■ **Stored entries**
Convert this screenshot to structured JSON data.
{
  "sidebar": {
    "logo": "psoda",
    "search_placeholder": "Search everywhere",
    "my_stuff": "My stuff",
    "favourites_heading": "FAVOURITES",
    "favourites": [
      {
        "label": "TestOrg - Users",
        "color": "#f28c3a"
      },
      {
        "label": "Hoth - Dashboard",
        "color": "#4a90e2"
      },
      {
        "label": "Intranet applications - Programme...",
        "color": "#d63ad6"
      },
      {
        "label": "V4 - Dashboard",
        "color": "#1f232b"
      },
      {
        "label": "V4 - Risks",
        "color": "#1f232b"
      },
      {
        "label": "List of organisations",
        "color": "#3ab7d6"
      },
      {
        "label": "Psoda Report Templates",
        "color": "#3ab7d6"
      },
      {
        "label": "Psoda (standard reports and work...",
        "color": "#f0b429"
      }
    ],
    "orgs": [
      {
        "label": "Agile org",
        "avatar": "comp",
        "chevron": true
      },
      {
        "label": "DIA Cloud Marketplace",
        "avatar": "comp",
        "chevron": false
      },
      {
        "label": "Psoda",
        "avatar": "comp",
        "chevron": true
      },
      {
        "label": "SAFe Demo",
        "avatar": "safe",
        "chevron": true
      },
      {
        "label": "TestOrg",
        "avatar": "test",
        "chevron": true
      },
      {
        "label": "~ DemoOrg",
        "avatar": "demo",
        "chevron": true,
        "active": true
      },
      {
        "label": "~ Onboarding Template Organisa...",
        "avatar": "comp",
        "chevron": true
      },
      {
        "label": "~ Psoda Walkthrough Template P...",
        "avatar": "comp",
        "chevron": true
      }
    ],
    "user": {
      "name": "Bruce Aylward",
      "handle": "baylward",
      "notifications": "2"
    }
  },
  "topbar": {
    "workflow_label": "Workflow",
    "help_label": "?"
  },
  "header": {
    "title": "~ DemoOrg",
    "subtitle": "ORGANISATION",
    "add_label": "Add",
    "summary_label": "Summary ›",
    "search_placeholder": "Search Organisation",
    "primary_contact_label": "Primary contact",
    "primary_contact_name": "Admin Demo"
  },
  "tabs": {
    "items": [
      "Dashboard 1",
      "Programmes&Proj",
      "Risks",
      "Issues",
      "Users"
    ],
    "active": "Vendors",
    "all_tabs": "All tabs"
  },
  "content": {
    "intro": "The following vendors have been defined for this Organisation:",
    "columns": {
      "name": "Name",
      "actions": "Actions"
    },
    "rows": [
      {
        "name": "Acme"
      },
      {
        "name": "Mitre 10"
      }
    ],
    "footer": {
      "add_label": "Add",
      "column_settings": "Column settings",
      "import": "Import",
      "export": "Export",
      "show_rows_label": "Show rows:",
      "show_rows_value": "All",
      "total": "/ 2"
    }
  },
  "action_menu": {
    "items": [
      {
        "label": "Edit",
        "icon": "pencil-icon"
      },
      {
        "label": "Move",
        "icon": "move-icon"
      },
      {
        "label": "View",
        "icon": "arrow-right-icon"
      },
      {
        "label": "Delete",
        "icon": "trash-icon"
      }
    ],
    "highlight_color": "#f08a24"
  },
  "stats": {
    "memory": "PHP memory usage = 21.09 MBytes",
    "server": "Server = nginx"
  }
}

■ **Problem to solve**
Repeat each record exactly, leaving nothing out.

■ **Answer for the task**
Convert this screenshot to structured JSON data.
{
  "sidebar": {
    "logo": "psoda",
    "search_placeholder": "Search everywhere",
    "my_stuff": "My stuff",
    "favourites_heading": "FAVOURITES",
    "favourites": [
      {
        "label": "TestOrg - Users",
        "color": "#f28c3a"
      },
      {
        "label": "Hoth - Dashboard",
        "color": "#4a90e2"
      },
      {
        "label": "Intranet applications - Programme...",
        "color": "#d63ad6"
      },
      {
        "label": "V4 - Dashboard",
        "color": "#1f232b"
      },
      {
        "label": "V4 - Risks",
        "color": "#1f232b"
      },
      {
        "label": "List of organisations",
        "color": "#3ab7d6"
      },
      {
        "label": "Psoda Report Templates",
        "color": "#3ab7d6"
      },
      {
        "label": "Psoda (standard reports and work...",
        "color": "#f0b429"
      }
    ],
    "orgs": [
      {
        "label": "Agile org",
        "avatar": "comp",
        "chevron": true
      },
      {
        "label": "DIA Cloud Marketplace",
        "avatar": "comp",
        "chevron": false
      },
      {
        "label": "Psoda",
        "avatar": "comp",
        "chevron": true
      },
      {
        "label": "SAFe Demo",
        "avatar": "safe",
        "chevron": true
      },
      {
        "label": "TestOrg",
        "avatar": "test",
        "chevron": true
      },
      {
        "label": "~ DemoOrg",
        "avatar": "demo",
        "chevron": true,
        "active": true
      },
      {
        "label": "~ Onboarding Template Organisa...",
        "avatar": "comp",
        "chevron": true
      },
      {
        "label": "~ Psoda Walkthrough Template P...",
        "avatar": "comp",
        "chevron": true
      }
    ],
    "user": {
      "name": "Bruce Aylward",
      "handle": "baylward",
      "notifications": "2"
    }
  },
  "topbar": {
    "workflow_label": "Workflow",
    "help_label": "?"
  },
  "header": {
    "title": "~ DemoOrg",
    "subtitle": "ORGANISATION",
    "add_label": "Add",
    "summary_label": "Summary ›",
    "search_placeholder": "Search Organisation",
    "primary_contact_label": "Primary contact",
    "primary_contact_name": "Admin Demo"
  },
  "tabs": {
    "items": [
      "Dashboard 1",
      "Programmes&Proj",
      "Risks",
      "Issues",
      "Users"
    ],
    "active": "Vendors",
    "all_tabs": "All tabs"
  },
  "content": {
    "intro": "The following vendors have been defined for this Organisation:",
    "columns": {
      "name": "Name",
      "actions": "Actions"
    },
    "rows": [
      {
        "name": "Acme"
      },
      {
        "name": "Mitre 10"
      }
    ],
    "footer": {
      "add_label": "Add",
      "column_settings": "Column settings",
      "import": "Import",
      "export": "Export",
      "show_rows_label": "Show rows:",
      "show_rows_value": "All",
      "total": "/ 2"
    }
  },
  "action_menu": {
    "items": [
      {
        "label": "Edit",
        "icon": "pencil-icon"
      },
      {
        "label": "Move",
        "icon": "move-icon"
      },
      {
        "label": "View",
        "icon": "arrow-right-icon"
      },
      {
        "label": "Delete",
        "icon": "trash-icon"
      }
    ],
    "highlight_color": "#f08a24"
  },
  "stats": {
    "memory": "PHP memory usage = 21.09 MBytes",
    "server": "Server = nginx"
  }
}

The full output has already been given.